Find the word "acid" in the records below. List each line containing it.

(Figure contents as structured data)
>>

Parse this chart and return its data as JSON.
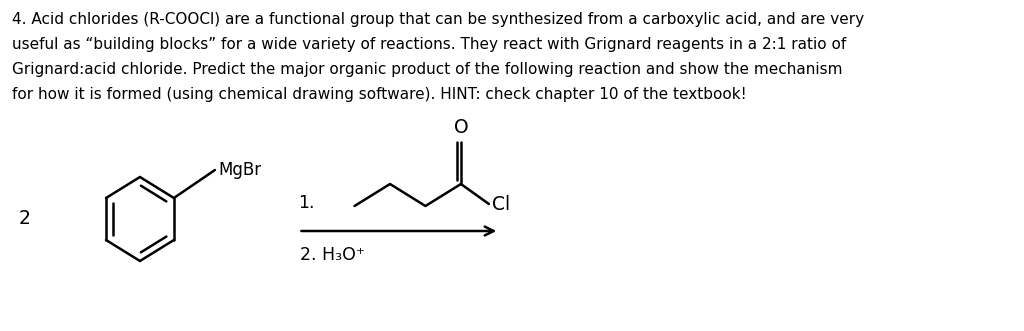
{
  "background_color": "#ffffff",
  "text_color": "#000000",
  "lines": [
    "4. Acid chlorides (R-COOCl) are a functional group that can be synthesized from a carboxylic acid, and are very",
    "useful as “building blocks” for a wide variety of reactions. They react with Grignard reagents in a 2:1 ratio of",
    "Grignard:acid chloride. Predict the major organic product of the following reaction and show the mechanism",
    "for how it is formed (using chemical drawing software). HINT: check chapter 10 of the textbook!"
  ],
  "label_2": "2",
  "label_mgbr": "MgBr",
  "label_1": "1.",
  "label_2b": "2. H₃O⁺",
  "label_cl": "Cl",
  "label_o": "O",
  "fig_width": 10.24,
  "fig_height": 3.31,
  "dpi": 100,
  "font_size_text": 11.0,
  "font_size_labels": 11.5
}
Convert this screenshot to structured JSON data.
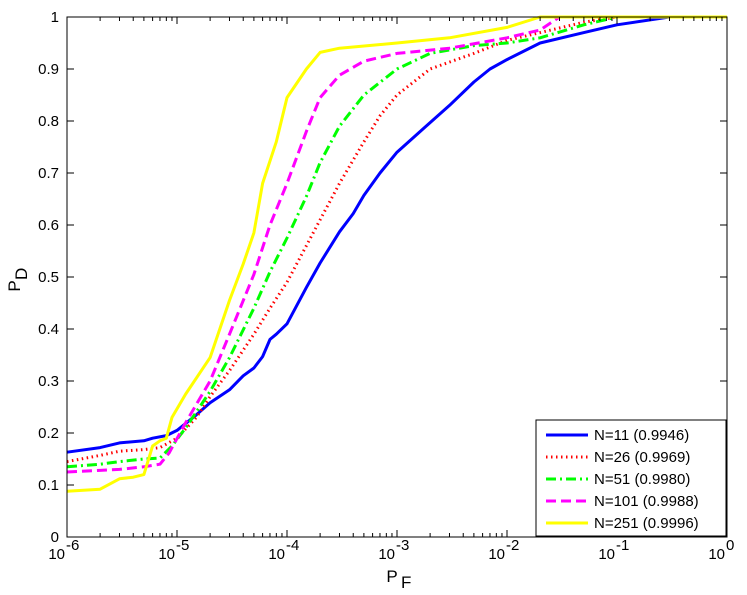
{
  "chart_data": {
    "type": "line",
    "title": "",
    "xlabel": {
      "main": "P",
      "sub": "F"
    },
    "ylabel": {
      "main": "P",
      "sub": "D"
    },
    "xscale": "log",
    "xlim": [
      1e-06,
      1
    ],
    "ylim": [
      0,
      1
    ],
    "grid": false,
    "legend_position": "bottom-right",
    "x_ticks": [
      {
        "value": 1e-06,
        "base": "10",
        "exp": "-6"
      },
      {
        "value": 1e-05,
        "base": "10",
        "exp": "-5"
      },
      {
        "value": 0.0001,
        "base": "10",
        "exp": "-4"
      },
      {
        "value": 0.001,
        "base": "10",
        "exp": "-3"
      },
      {
        "value": 0.01,
        "base": "10",
        "exp": "-2"
      },
      {
        "value": 0.1,
        "base": "10",
        "exp": "-1"
      },
      {
        "value": 1,
        "base": "10",
        "exp": "0"
      }
    ],
    "y_ticks": [
      "0",
      "0.1",
      "0.2",
      "0.3",
      "0.4",
      "0.5",
      "0.6",
      "0.7",
      "0.8",
      "0.9",
      "1"
    ],
    "series": [
      {
        "name": "N=11 (0.9946)",
        "color": "#0000ff",
        "dash": "solid",
        "points": [
          [
            1e-06,
            0.163
          ],
          [
            2e-06,
            0.172
          ],
          [
            3e-06,
            0.181
          ],
          [
            5e-06,
            0.185
          ],
          [
            6e-06,
            0.19
          ],
          [
            8e-06,
            0.195
          ],
          [
            1e-05,
            0.205
          ],
          [
            1.5e-05,
            0.235
          ],
          [
            2e-05,
            0.258
          ],
          [
            3e-05,
            0.283
          ],
          [
            4e-05,
            0.31
          ],
          [
            5e-05,
            0.325
          ],
          [
            6e-05,
            0.347
          ],
          [
            7e-05,
            0.38
          ],
          [
            8e-05,
            0.39
          ],
          [
            0.0001,
            0.41
          ],
          [
            0.00015,
            0.48
          ],
          [
            0.0002,
            0.527
          ],
          [
            0.0003,
            0.587
          ],
          [
            0.0004,
            0.622
          ],
          [
            0.0005,
            0.657
          ],
          [
            0.0007,
            0.7
          ],
          [
            0.001,
            0.74
          ],
          [
            0.002,
            0.797
          ],
          [
            0.003,
            0.83
          ],
          [
            0.005,
            0.875
          ],
          [
            0.007,
            0.9
          ],
          [
            0.01,
            0.918
          ],
          [
            0.02,
            0.95
          ],
          [
            0.05,
            0.97
          ],
          [
            0.1,
            0.985
          ],
          [
            0.3,
            1.0
          ],
          [
            1,
            1.0
          ]
        ]
      },
      {
        "name": "N=26 (0.9969)",
        "color": "#ff0000",
        "dash": "dotted",
        "points": [
          [
            1e-06,
            0.145
          ],
          [
            2e-06,
            0.157
          ],
          [
            3e-06,
            0.165
          ],
          [
            5e-06,
            0.168
          ],
          [
            7e-06,
            0.172
          ],
          [
            1e-05,
            0.19
          ],
          [
            1.5e-05,
            0.23
          ],
          [
            2e-05,
            0.27
          ],
          [
            3e-05,
            0.32
          ],
          [
            5e-05,
            0.39
          ],
          [
            7e-05,
            0.44
          ],
          [
            0.0001,
            0.49
          ],
          [
            0.0002,
            0.61
          ],
          [
            0.0003,
            0.68
          ],
          [
            0.0005,
            0.76
          ],
          [
            0.0007,
            0.81
          ],
          [
            0.001,
            0.85
          ],
          [
            0.002,
            0.9
          ],
          [
            0.005,
            0.93
          ],
          [
            0.01,
            0.955
          ],
          [
            0.02,
            0.97
          ],
          [
            0.05,
            0.99
          ],
          [
            0.1,
            1.0
          ],
          [
            1,
            1.0
          ]
        ]
      },
      {
        "name": "N=51 (0.9980)",
        "color": "#00ff00",
        "dash": "dashdot",
        "points": [
          [
            1e-06,
            0.135
          ],
          [
            2e-06,
            0.14
          ],
          [
            3e-06,
            0.145
          ],
          [
            5e-06,
            0.15
          ],
          [
            7e-06,
            0.152
          ],
          [
            9e-06,
            0.175
          ],
          [
            1.2e-05,
            0.21
          ],
          [
            2e-05,
            0.28
          ],
          [
            3e-05,
            0.345
          ],
          [
            5e-05,
            0.44
          ],
          [
            7e-05,
            0.51
          ],
          [
            0.0001,
            0.575
          ],
          [
            0.00015,
            0.655
          ],
          [
            0.0002,
            0.72
          ],
          [
            0.0003,
            0.79
          ],
          [
            0.0005,
            0.85
          ],
          [
            0.001,
            0.9
          ],
          [
            0.002,
            0.93
          ],
          [
            0.005,
            0.945
          ],
          [
            0.01,
            0.95
          ],
          [
            0.02,
            0.96
          ],
          [
            0.05,
            0.985
          ],
          [
            0.1,
            1.0
          ],
          [
            1,
            1.0
          ]
        ]
      },
      {
        "name": "N=101 (0.9988)",
        "color": "#ff00ff",
        "dash": "dashed",
        "points": [
          [
            1e-06,
            0.125
          ],
          [
            2e-06,
            0.128
          ],
          [
            3e-06,
            0.13
          ],
          [
            5e-06,
            0.135
          ],
          [
            7e-06,
            0.14
          ],
          [
            8.5e-06,
            0.162
          ],
          [
            1.2e-05,
            0.22
          ],
          [
            2e-05,
            0.3
          ],
          [
            3e-05,
            0.39
          ],
          [
            5e-05,
            0.505
          ],
          [
            7e-05,
            0.6
          ],
          [
            0.0001,
            0.68
          ],
          [
            0.00015,
            0.78
          ],
          [
            0.0002,
            0.845
          ],
          [
            0.0003,
            0.888
          ],
          [
            0.0005,
            0.915
          ],
          [
            0.001,
            0.93
          ],
          [
            0.003,
            0.94
          ],
          [
            0.01,
            0.96
          ],
          [
            0.02,
            0.975
          ],
          [
            0.03,
            1.0
          ],
          [
            1,
            1.0
          ]
        ]
      },
      {
        "name": "N=251 (0.9996)",
        "color": "#ffff00",
        "dash": "solid",
        "points": [
          [
            1e-06,
            0.088
          ],
          [
            2e-06,
            0.092
          ],
          [
            3e-06,
            0.112
          ],
          [
            4e-06,
            0.115
          ],
          [
            5e-06,
            0.12
          ],
          [
            6e-06,
            0.175
          ],
          [
            7e-06,
            0.185
          ],
          [
            8e-06,
            0.19
          ],
          [
            9e-06,
            0.23
          ],
          [
            1.2e-05,
            0.275
          ],
          [
            2e-05,
            0.345
          ],
          [
            3e-05,
            0.455
          ],
          [
            4e-05,
            0.525
          ],
          [
            5e-05,
            0.585
          ],
          [
            6e-05,
            0.68
          ],
          [
            8e-05,
            0.76
          ],
          [
            0.0001,
            0.845
          ],
          [
            0.00015,
            0.9
          ],
          [
            0.0002,
            0.932
          ],
          [
            0.0003,
            0.94
          ],
          [
            0.001,
            0.95
          ],
          [
            0.003,
            0.96
          ],
          [
            0.01,
            0.98
          ],
          [
            0.02,
            1.0
          ],
          [
            1,
            1.0
          ]
        ]
      }
    ]
  }
}
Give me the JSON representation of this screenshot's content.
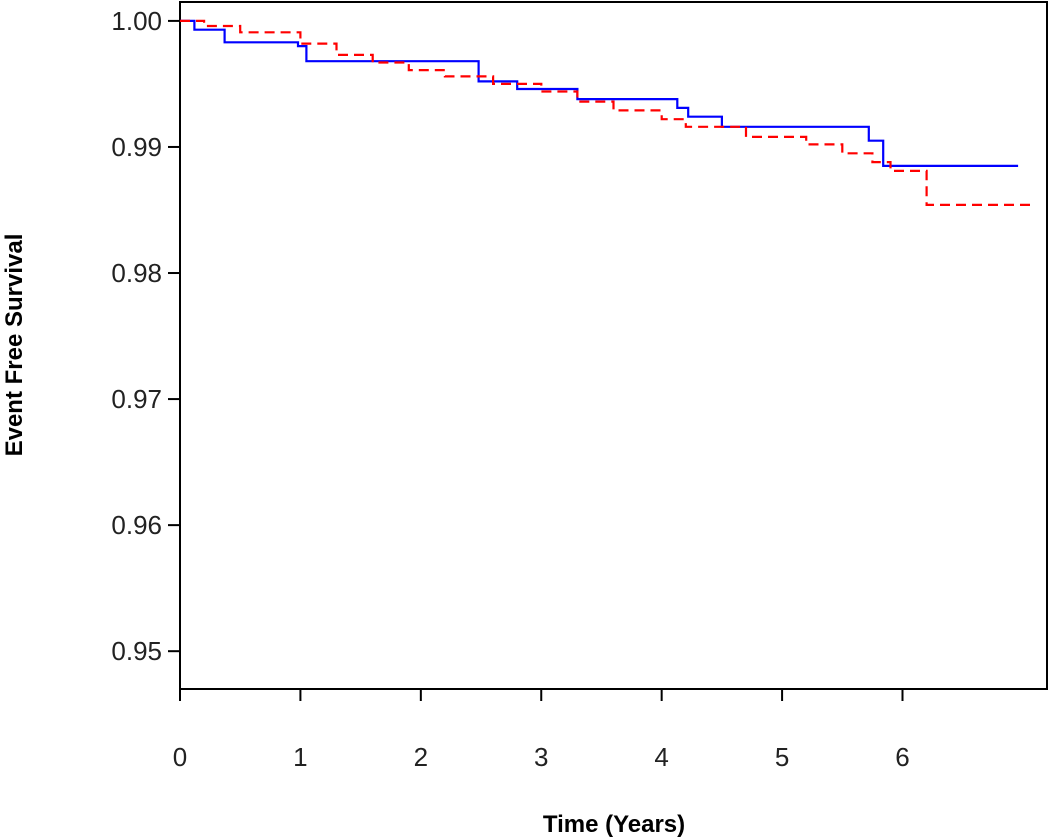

<<

— FULL ANSWER —
    "4. Acid chlorides (R-COOCl) are a functional group that can be synthesized from a carboxylic acid, and are very",
    "Grignard:acid chloride. Predict the major organic product of the following reaction and show the mechanism",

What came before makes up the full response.